INPUT MATERIAL >>
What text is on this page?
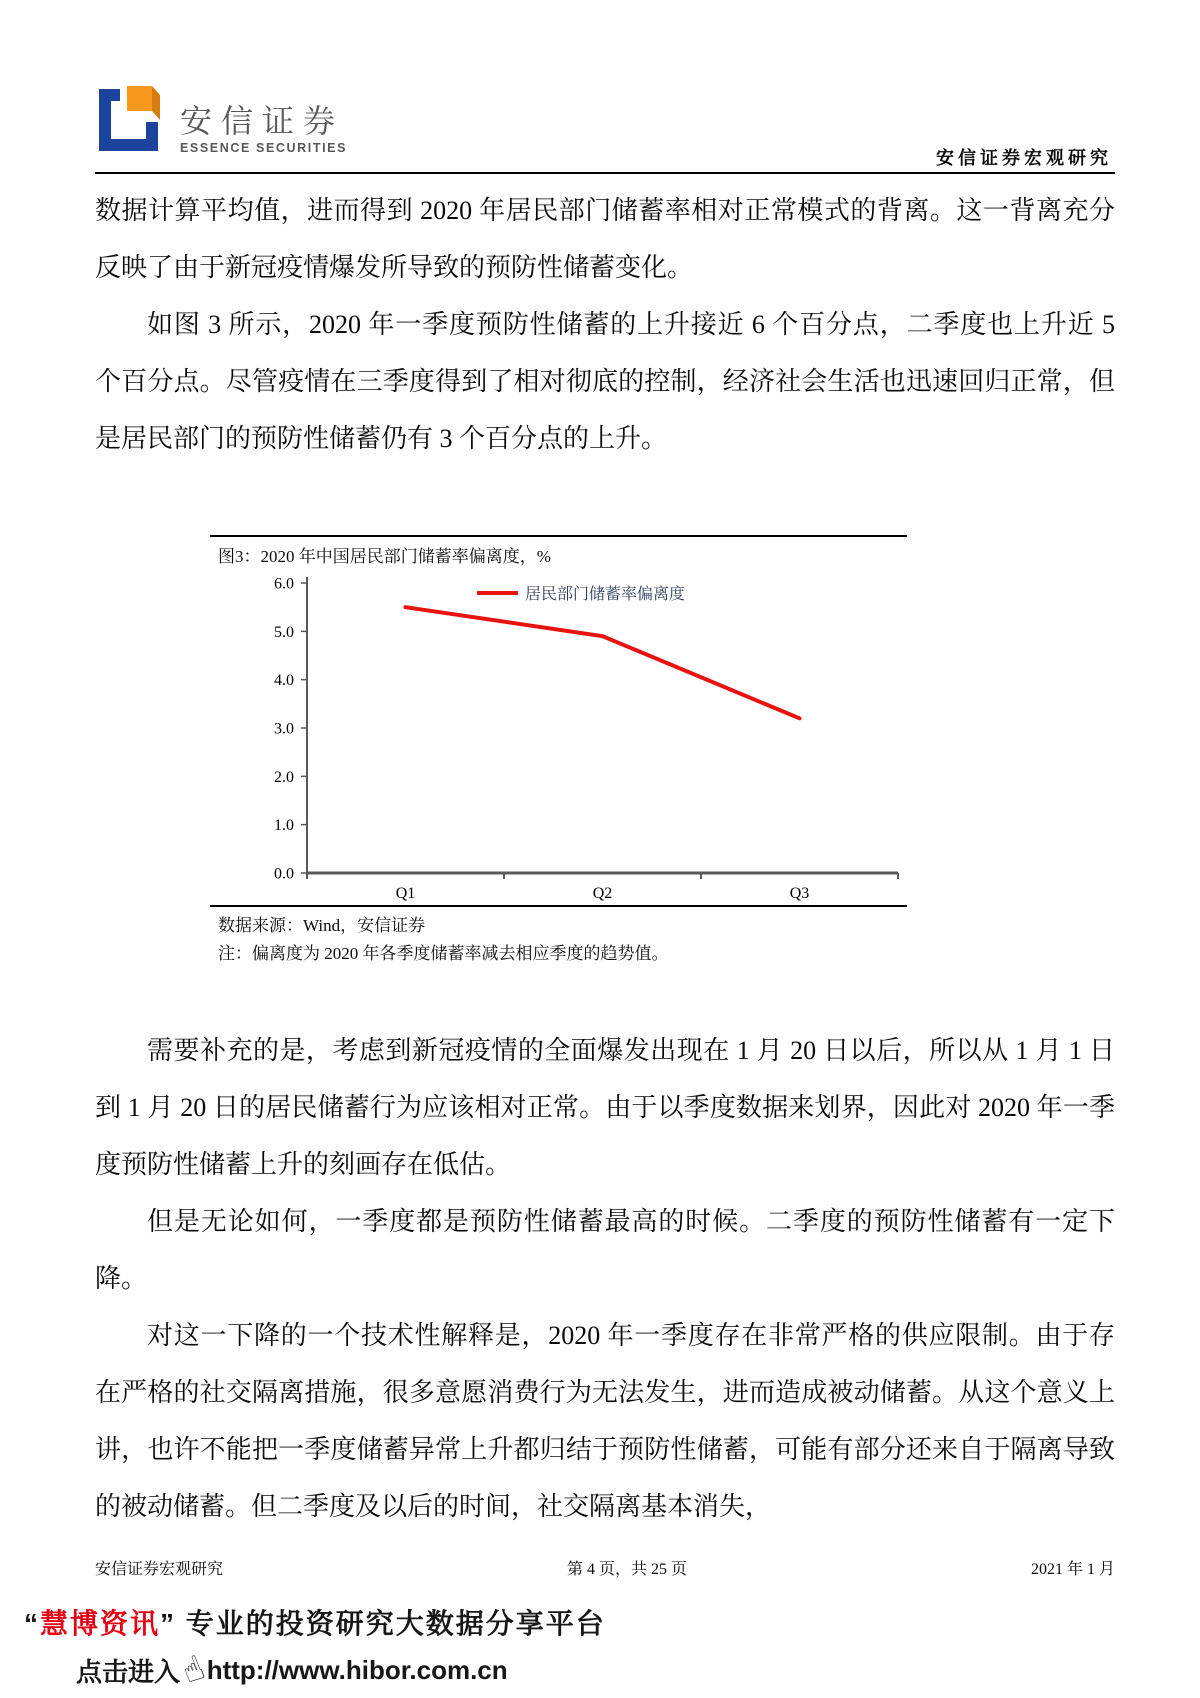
安信证券
ESSENCE SECURITIES	安信证券宏观研究

数据计算平均值，进而得到 2020 年居民部门储蓄率相对正常模式的背离。这一背离充分反映了由于新冠疫情爆发所导致的预防性储蓄变化。

如图 3 所示，2020 年一季度预防性储蓄的上升接近 6 个百分点，二季度也上升近 5 个百分点。尽管疫情在三季度得到了相对彻底的控制，经济社会生活也迅速回归正常，但是居民部门的预防性储蓄仍有 3 个百分点的上升。

图3：2020 年中国居民部门储蓄率偏离度，%
0.0
1.0
2.0
3.0
4.0
5.0
6.0
Q1	Q2	Q3
居民部门储蓄率偏离度
数据来源：Wind，安信证券
注：偏离度为 2020 年各季度储蓄率减去相应季度的趋势值。

需要补充的是，考虑到新冠疫情的全面爆发出现在 1 月 20 日以后，所以从 1 月 1 日到 1 月 20 日的居民储蓄行为应该相对正常。由于以季度数据来划界，因此对 2020 年一季度预防性储蓄上升的刻画存在低估。

但是无论如何，一季度都是预防性储蓄最高的时候。二季度的预防性储蓄有一定下降。

对这一下降的一个技术性解释是，2020 年一季度存在非常严格的供应限制。由于存在严格的社交隔离措施，很多意愿消费行为无法发生，进而造成被动储蓄。从这个意义上讲，也许不能把一季度储蓄异常上升都归结于预防性储蓄，可能有部分还来自于隔离导致的被动储蓄。但二季度及以后的时间，社交隔离基本消失，

安信证券宏观研究	第 4 页，共 25 页	2021 年 1 月
“慧博资讯” 专业的投资研究大数据分享平台
点击进入
☝
http://www.hibor.com.cn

GOAL >>
Copy all the data exactly as written, but skip any picture.

IN RESPONSE >>
What text is on this page?
安信证券
ESSENCE SECURITIES	安信证券宏观研究

数据计算平均值，进而得到 2020 年居民部门储蓄率相对正常模式的背离。这一背离充分反映了由于新冠疫情爆发所导致的预防性储蓄变化。

如图 3 所示，2020 年一季度预防性储蓄的上升接近 6 个百分点，二季度也上升近 5 个百分点。尽管疫情在三季度得到了相对彻底的控制，经济社会生活也迅速回归正常，但是居民部门的预防性储蓄仍有 3 个百分点的上升。

图3：2020 年中国居民部门储蓄率偏离度，%
0.0
1.0
2.0
3.0
4.0
5.0
6.0
Q1	Q2	Q3
居民部门储蓄率偏离度
数据来源：Wind，安信证券
注：偏离度为 2020 年各季度储蓄率减去相应季度的趋势值。

需要补充的是，考虑到新冠疫情的全面爆发出现在 1 月 20 日以后，所以从 1 月 1 日到 1 月 20 日的居民储蓄行为应该相对正常。由于以季度数据来划界，因此对 2020 年一季度预防性储蓄上升的刻画存在低估。

但是无论如何，一季度都是预防性储蓄最高的时候。二季度的预防性储蓄有一定下降。

对这一下降的一个技术性解释是，2020 年一季度存在非常严格的供应限制。由于存在严格的社交隔离措施，很多意愿消费行为无法发生，进而造成被动储蓄。从这个意义上讲，也许不能把一季度储蓄异常上升都归结于预防性储蓄，可能有部分还来自于隔离导致的被动储蓄。但二季度及以后的时间，社交隔离基本消失，

安信证券宏观研究	第 4 页，共 25 页	2021 年 1 月
“慧博资讯” 专业的投资研究大数据分享平台
点击进入
☝
http://www.hibor.com.cn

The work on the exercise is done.